### Written instruction
Please write out the complete listing that follows, exactly as it reads.

### Listed records
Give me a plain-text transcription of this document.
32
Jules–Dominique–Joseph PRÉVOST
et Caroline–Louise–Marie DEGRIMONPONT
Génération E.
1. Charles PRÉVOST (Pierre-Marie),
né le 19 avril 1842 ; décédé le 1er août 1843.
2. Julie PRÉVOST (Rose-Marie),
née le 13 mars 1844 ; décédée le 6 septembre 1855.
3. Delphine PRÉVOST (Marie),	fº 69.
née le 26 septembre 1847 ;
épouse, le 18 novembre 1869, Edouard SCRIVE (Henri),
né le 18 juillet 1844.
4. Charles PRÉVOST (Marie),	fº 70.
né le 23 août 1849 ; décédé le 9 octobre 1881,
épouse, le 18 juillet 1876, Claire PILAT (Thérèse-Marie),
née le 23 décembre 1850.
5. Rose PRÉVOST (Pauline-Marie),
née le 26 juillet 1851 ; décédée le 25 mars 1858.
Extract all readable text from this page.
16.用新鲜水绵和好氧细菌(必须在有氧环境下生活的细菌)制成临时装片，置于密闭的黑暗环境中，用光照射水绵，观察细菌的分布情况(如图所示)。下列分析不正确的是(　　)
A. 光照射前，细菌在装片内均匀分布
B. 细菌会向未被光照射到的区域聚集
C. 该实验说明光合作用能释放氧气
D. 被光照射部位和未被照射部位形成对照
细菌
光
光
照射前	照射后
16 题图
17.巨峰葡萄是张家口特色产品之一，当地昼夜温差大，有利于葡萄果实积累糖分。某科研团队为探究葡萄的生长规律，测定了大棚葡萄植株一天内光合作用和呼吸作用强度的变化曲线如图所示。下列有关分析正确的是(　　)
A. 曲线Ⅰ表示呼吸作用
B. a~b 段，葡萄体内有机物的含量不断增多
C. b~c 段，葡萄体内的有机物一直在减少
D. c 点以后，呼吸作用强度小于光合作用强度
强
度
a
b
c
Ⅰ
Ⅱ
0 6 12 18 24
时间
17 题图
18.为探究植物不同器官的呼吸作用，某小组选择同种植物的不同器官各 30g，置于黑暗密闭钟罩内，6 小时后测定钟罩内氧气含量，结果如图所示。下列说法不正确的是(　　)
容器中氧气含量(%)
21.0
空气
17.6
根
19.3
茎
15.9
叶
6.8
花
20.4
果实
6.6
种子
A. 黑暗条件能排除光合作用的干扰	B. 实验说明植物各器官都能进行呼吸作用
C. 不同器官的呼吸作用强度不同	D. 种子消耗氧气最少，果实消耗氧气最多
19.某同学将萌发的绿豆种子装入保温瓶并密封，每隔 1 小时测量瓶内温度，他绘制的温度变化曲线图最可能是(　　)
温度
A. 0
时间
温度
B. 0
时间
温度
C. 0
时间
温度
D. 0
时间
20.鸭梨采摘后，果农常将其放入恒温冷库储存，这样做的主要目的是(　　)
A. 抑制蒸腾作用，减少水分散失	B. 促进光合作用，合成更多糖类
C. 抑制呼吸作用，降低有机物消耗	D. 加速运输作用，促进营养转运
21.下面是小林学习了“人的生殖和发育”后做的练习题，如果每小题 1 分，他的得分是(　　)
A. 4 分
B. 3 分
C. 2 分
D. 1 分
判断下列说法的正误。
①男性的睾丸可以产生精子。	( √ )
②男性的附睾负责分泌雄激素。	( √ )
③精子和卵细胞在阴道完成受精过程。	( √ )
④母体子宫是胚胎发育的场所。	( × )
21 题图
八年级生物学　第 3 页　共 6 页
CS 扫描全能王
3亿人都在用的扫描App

### Exercise output
Give me a plain-text transcription of this document.
32
Jules–Dominique–Joseph PRÉVOST
et Caroline–Louise–Marie DEGRIMONPONT
Génération E.
1. Charles PRÉVOST (Pierre-Marie),
né le 19 avril 1842 ; décédé le 1er août 1843.
2. Julie PRÉVOST (Rose-Marie),
née le 13 mars 1844 ; décédée le 6 septembre 1855.
3. Delphine PRÉVOST (Marie),	fº 69.
née le 26 septembre 1847 ;
épouse, le 18 novembre 1869, Edouard SCRIVE (Henri),
né le 18 juillet 1844.
4. Charles PRÉVOST (Marie),	fº 70.
né le 23 août 1849 ; décédé le 9 octobre 1881,
épouse, le 18 juillet 1876, Claire PILAT (Thérèse-Marie),
née le 23 décembre 1850.
5. Rose PRÉVOST (Pauline-Marie),
née le 26 juillet 1851 ; décédée le 25 mars 1858.
Extract all readable text from this page.
16.用新鲜水绵和好氧细菌(必须在有氧环境下生活的细菌)制成临时装片，置于密闭的黑暗环境中，用光照射水绵，观察细菌的分布情况(如图所示)。下列分析不正确的是(　　)
A. 光照射前，细菌在装片内均匀分布
B. 细菌会向未被光照射到的区域聚集
C. 该实验说明光合作用能释放氧气
D. 被光照射部位和未被照射部位形成对照
细菌
光
光
照射前	照射后
16 题图
17.巨峰葡萄是张家口特色产品之一，当地昼夜温差大，有利于葡萄果实积累糖分。某科研团队为探究葡萄的生长规律，测定了大棚葡萄植株一天内光合作用和呼吸作用强度的变化曲线如图所示。下列有关分析正确的是(　　)
A. 曲线Ⅰ表示呼吸作用
B. a~b 段，葡萄体内有机物的含量不断增多
C. b~c 段，葡萄体内的有机物一直在减少
D. c 点以后，呼吸作用强度小于光合作用强度
强
度
a
b
c
Ⅰ
Ⅱ
0 6 12 18 24
时间
17 题图
18.为探究植物不同器官的呼吸作用，某小组选择同种植物的不同器官各 30g，置于黑暗密闭钟罩内，6 小时后测定钟罩内氧气含量，结果如图所示。下列说法不正确的是(　　)
容器中氧气含量(%)
21.0
空气
17.6
根
19.3
茎
15.9
叶
6.8
花
20.4
果实
6.6
种子
A. 黑暗条件能排除光合作用的干扰	B. 实验说明植物各器官都能进行呼吸作用
C. 不同器官的呼吸作用强度不同	D. 种子消耗氧气最少，果实消耗氧气最多
19.某同学将萌发的绿豆种子装入保温瓶并密封，每隔 1 小时测量瓶内温度，他绘制的温度变化曲线图最可能是(　　)
温度
A. 0
时间
温度
B. 0
时间
温度
C. 0
时间
温度
D. 0
时间
20.鸭梨采摘后，果农常将其放入恒温冷库储存，这样做的主要目的是(　　)
A. 抑制蒸腾作用，减少水分散失	B. 促进光合作用，合成更多糖类
C. 抑制呼吸作用，降低有机物消耗	D. 加速运输作用，促进营养转运
21.下面是小林学习了“人的生殖和发育”后做的练习题，如果每小题 1 分，他的得分是(　　)
A. 4 分
B. 3 分
C. 2 分
D. 1 分
判断下列说法的正误。
①男性的睾丸可以产生精子。	( √ )
②男性的附睾负责分泌雄激素。	( √ )
③精子和卵细胞在阴道完成受精过程。	( √ )
④母体子宫是胚胎发育的场所。	( × )
21 题图
八年级生物学　第 3 页　共 6 页
CS 扫描全能王
3亿人都在用的扫描App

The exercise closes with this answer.